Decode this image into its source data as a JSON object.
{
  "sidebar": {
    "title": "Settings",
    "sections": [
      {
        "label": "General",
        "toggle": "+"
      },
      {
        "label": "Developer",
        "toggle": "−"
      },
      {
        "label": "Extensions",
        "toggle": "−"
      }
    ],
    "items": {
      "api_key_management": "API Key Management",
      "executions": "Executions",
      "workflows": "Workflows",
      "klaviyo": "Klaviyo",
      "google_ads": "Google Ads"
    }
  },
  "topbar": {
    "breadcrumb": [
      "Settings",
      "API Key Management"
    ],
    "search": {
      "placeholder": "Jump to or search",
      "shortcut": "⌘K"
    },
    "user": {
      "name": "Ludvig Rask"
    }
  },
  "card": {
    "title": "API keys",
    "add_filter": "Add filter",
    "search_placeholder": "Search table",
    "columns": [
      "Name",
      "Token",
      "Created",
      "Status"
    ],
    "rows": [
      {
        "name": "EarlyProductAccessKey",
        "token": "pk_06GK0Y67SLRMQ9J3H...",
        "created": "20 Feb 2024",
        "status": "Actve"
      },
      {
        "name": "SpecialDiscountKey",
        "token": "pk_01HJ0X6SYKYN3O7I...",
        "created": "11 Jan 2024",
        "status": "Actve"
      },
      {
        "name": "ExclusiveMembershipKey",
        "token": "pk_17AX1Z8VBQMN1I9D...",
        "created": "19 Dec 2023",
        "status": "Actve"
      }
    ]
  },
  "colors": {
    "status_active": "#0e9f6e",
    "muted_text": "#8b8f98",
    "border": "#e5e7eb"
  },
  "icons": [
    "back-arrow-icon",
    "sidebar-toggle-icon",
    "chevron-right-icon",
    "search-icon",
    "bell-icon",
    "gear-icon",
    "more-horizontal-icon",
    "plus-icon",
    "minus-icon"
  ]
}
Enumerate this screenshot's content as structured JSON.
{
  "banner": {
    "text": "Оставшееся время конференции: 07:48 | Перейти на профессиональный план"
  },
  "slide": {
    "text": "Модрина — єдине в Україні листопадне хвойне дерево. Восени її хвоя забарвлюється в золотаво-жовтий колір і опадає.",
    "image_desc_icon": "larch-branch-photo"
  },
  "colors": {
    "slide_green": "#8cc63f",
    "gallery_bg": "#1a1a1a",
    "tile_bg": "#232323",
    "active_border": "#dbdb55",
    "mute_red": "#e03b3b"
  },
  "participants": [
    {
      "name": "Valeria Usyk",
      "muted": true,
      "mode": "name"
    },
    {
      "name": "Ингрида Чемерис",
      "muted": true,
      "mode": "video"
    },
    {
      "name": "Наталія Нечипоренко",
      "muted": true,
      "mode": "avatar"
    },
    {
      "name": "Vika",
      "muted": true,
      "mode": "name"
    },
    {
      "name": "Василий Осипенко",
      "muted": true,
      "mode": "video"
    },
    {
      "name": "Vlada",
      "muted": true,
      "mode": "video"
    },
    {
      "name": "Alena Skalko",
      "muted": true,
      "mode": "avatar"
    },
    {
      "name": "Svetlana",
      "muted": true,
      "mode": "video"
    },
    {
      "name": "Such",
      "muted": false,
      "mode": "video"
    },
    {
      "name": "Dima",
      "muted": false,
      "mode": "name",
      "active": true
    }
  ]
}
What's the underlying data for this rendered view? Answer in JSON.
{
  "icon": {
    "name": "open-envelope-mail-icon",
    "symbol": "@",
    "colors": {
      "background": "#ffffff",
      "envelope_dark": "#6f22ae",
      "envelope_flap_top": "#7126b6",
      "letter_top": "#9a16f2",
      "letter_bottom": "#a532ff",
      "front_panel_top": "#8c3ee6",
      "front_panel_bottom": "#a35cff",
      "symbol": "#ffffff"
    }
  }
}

# Objective
Reproduce every line above without error.

# The answer
Decode this image into its source data as a JSON object.
{
  "sidebar": {
    "title": "Settings",
    "sections": [
      {
        "label": "General",
        "toggle": "+"
      },
      {
        "label": "Developer",
        "toggle": "−"
      },
      {
        "label": "Extensions",
        "toggle": "−"
      }
    ],
    "items": {
      "api_key_management": "API Key Management",
      "executions": "Executions",
      "workflows": "Workflows",
      "klaviyo": "Klaviyo",
      "google_ads": "Google Ads"
    }
  },
  "topbar": {
    "breadcrumb": [
      "Settings",
      "API Key Management"
    ],
    "search": {
      "placeholder": "Jump to or search",
      "shortcut": "⌘K"
    },
    "user": {
      "name": "Ludvig Rask"
    }
  },
  "card": {
    "title": "API keys",
    "add_filter": "Add filter",
    "search_placeholder": "Search table",
    "columns": [
      "Name",
      "Token",
      "Created",
      "Status"
    ],
    "rows": [
      {
        "name": "EarlyProductAccessKey",
        "token": "pk_06GK0Y67SLRMQ9J3H...",
        "created": "20 Feb 2024",
        "status": "Actve"
      },
      {
        "name": "SpecialDiscountKey",
        "token": "pk_01HJ0X6SYKYN3O7I...",
        "created": "11 Jan 2024",
        "status": "Actve"
      },
      {
        "name": "ExclusiveMembershipKey",
        "token": "pk_17AX1Z8VBQMN1I9D...",
        "created": "19 Dec 2023",
        "status": "Actve"
      }
    ]
  },
  "colors": {
    "status_active": "#0e9f6e",
    "muted_text": "#8b8f98",
    "border": "#e5e7eb"
  },
  "icons": [
    "back-arrow-icon",
    "sidebar-toggle-icon",
    "chevron-right-icon",
    "search-icon",
    "bell-icon",
    "gear-icon",
    "more-horizontal-icon",
    "plus-icon",
    "minus-icon"
  ]
}
Enumerate this screenshot's content as structured JSON.
{
  "banner": {
    "text": "Оставшееся время конференции: 07:48 | Перейти на профессиональный план"
  },
  "slide": {
    "text": "Модрина — єдине в Україні листопадне хвойне дерево. Восени її хвоя забарвлюється в золотаво-жовтий колір і опадає.",
    "image_desc_icon": "larch-branch-photo"
  },
  "colors": {
    "slide_green": "#8cc63f",
    "gallery_bg": "#1a1a1a",
    "tile_bg": "#232323",
    "active_border": "#dbdb55",
    "mute_red": "#e03b3b"
  },
  "participants": [
    {
      "name": "Valeria Usyk",
      "muted": true,
      "mode": "name"
    },
    {
      "name": "Ингрида Чемерис",
      "muted": true,
      "mode": "video"
    },
    {
      "name": "Наталія Нечипоренко",
      "muted": true,
      "mode": "avatar"
    },
    {
      "name": "Vika",
      "muted": true,
      "mode": "name"
    },
    {
      "name": "Василий Осипенко",
      "muted": true,
      "mode": "video"
    },
    {
      "name": "Vlada",
      "muted": true,
      "mode": "video"
    },
    {
      "name": "Alena Skalko",
      "muted": true,
      "mode": "avatar"
    },
    {
      "name": "Svetlana",
      "muted": true,
      "mode": "video"
    },
    {
      "name": "Such",
      "muted": false,
      "mode": "video"
    },
    {
      "name": "Dima",
      "muted": false,
      "mode": "name",
      "active": true
    }
  ]
}
What's the underlying data for this rendered view? Answer in JSON.
{
  "icon": {
    "name": "open-envelope-mail-icon",
    "symbol": "@",
    "colors": {
      "background": "#ffffff",
      "envelope_dark": "#6f22ae",
      "envelope_flap_top": "#7126b6",
      "letter_top": "#9a16f2",
      "letter_bottom": "#a532ff",
      "front_panel_top": "#8c3ee6",
      "front_panel_bottom": "#a35cff",
      "symbol": "#ffffff"
    }
  }
}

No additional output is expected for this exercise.